Material provided

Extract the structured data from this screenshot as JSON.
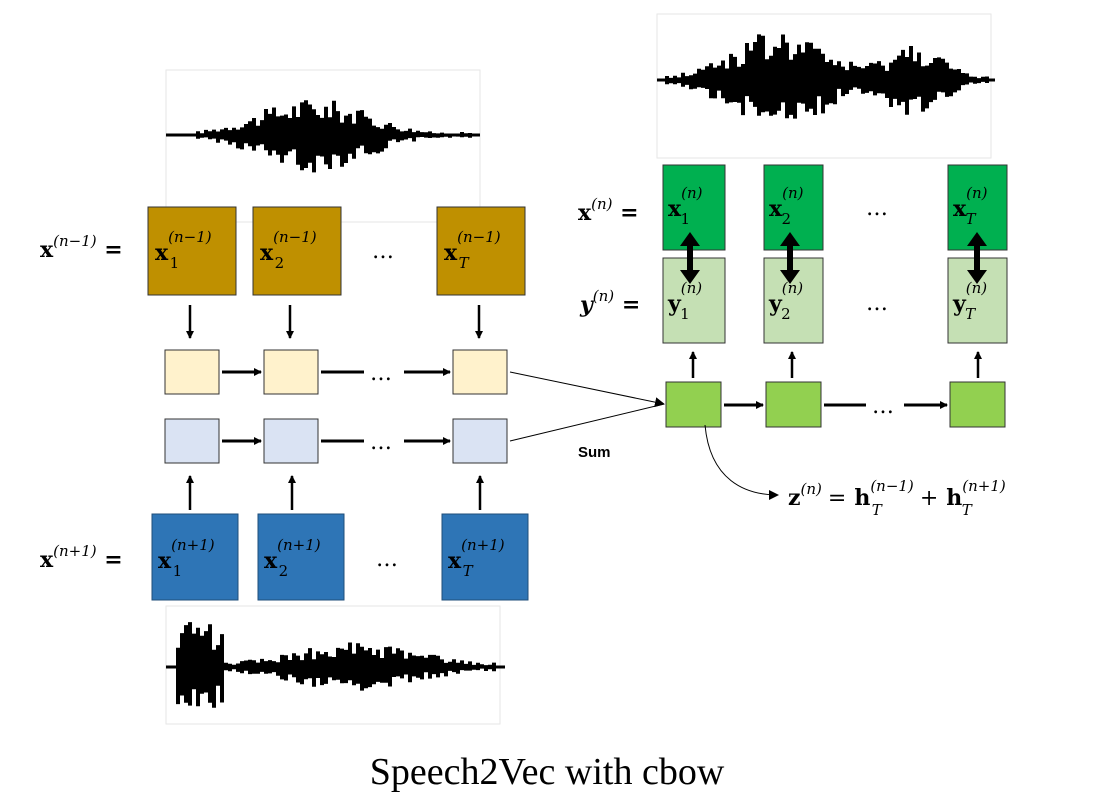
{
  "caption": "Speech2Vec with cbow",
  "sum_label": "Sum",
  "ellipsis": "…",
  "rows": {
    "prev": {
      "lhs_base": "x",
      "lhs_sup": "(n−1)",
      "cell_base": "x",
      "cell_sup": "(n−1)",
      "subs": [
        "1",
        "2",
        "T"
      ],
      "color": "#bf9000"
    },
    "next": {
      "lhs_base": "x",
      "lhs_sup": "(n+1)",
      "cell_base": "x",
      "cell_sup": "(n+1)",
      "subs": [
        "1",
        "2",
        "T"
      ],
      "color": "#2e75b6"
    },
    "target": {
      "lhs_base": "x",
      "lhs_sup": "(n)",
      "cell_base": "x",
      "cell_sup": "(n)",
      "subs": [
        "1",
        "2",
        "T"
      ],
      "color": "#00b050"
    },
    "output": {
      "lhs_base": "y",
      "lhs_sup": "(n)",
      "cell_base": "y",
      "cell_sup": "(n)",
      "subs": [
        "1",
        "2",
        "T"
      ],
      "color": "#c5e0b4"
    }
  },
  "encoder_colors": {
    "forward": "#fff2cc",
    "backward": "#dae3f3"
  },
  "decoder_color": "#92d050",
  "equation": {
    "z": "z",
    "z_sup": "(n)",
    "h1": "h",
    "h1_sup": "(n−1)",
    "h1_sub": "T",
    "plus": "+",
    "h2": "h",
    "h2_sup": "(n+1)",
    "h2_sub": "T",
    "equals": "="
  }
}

==

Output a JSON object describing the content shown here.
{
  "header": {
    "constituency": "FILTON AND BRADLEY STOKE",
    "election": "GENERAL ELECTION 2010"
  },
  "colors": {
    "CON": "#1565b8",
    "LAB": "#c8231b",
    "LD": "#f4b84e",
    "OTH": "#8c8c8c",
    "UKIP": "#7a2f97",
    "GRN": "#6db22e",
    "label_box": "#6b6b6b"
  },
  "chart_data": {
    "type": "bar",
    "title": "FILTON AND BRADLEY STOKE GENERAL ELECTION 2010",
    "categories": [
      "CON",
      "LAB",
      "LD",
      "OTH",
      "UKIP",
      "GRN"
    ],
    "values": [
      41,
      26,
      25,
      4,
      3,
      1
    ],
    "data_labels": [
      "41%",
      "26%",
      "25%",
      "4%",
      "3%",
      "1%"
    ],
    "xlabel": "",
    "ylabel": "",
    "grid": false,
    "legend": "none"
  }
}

Description of the task
Look for lines containing the string "ELECTION" and copy them all.

Task answer
    "election": "GENERAL ELECTION 2010"
    "title": "FILTON AND BRADLEY STOKE GENERAL ELECTION 2010",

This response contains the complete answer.